:: Given instruction ::
Determine the number of lines that have the string "Standard" in them, and give only that number.

:: Material for this task ::
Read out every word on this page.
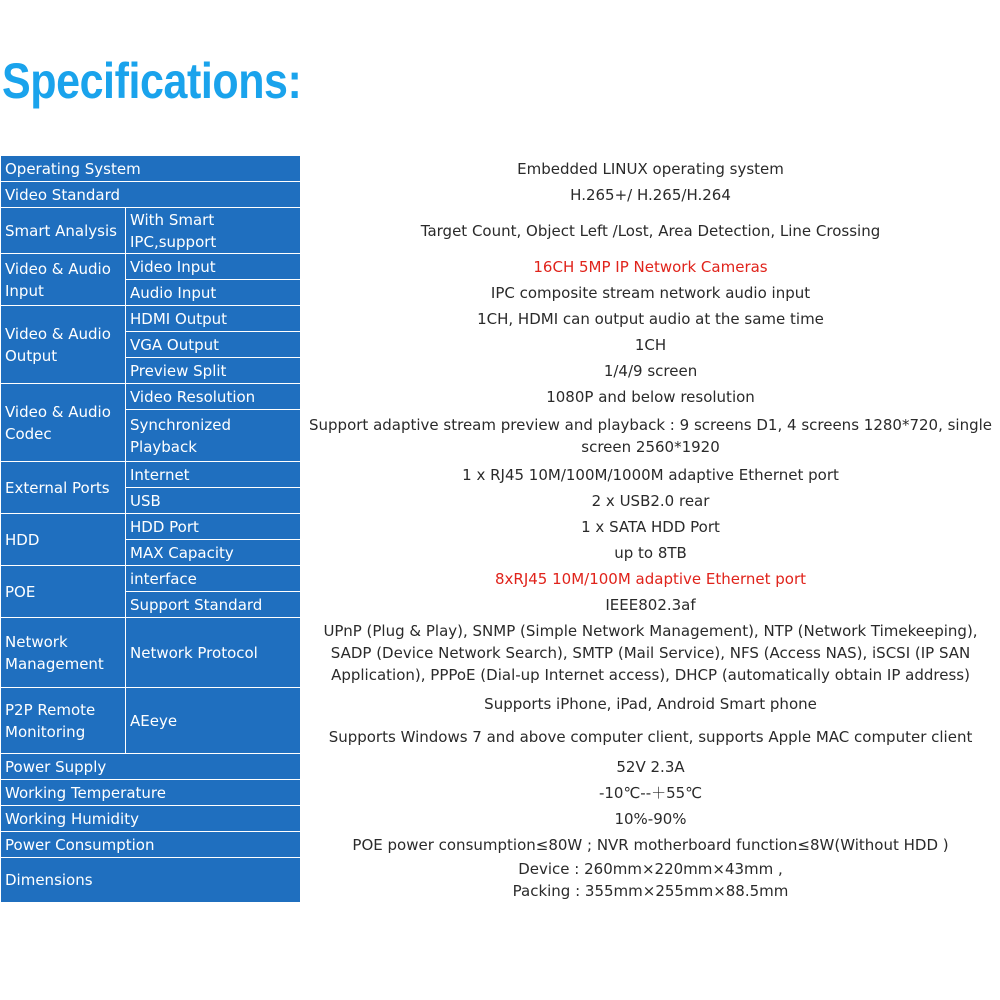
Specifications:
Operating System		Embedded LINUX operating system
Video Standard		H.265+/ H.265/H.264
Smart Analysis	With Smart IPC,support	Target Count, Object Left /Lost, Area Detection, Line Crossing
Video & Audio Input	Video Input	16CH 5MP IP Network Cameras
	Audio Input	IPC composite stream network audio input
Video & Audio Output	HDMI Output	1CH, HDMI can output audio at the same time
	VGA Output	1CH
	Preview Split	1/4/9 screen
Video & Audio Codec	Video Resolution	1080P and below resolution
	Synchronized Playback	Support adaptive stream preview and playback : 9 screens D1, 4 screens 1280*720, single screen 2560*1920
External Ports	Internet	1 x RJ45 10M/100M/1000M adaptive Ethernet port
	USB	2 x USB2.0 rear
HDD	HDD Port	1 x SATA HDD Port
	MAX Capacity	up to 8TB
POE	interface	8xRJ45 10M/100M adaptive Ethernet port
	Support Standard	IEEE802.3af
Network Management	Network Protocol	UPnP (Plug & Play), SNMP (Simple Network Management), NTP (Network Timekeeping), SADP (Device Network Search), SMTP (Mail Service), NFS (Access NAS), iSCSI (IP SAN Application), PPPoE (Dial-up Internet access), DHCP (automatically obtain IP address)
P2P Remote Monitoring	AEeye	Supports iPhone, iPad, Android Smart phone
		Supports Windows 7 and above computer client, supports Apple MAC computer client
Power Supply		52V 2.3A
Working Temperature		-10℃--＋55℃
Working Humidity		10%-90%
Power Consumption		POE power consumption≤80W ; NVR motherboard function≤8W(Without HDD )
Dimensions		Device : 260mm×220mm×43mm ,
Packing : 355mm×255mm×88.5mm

:: Response to the exercise ::
2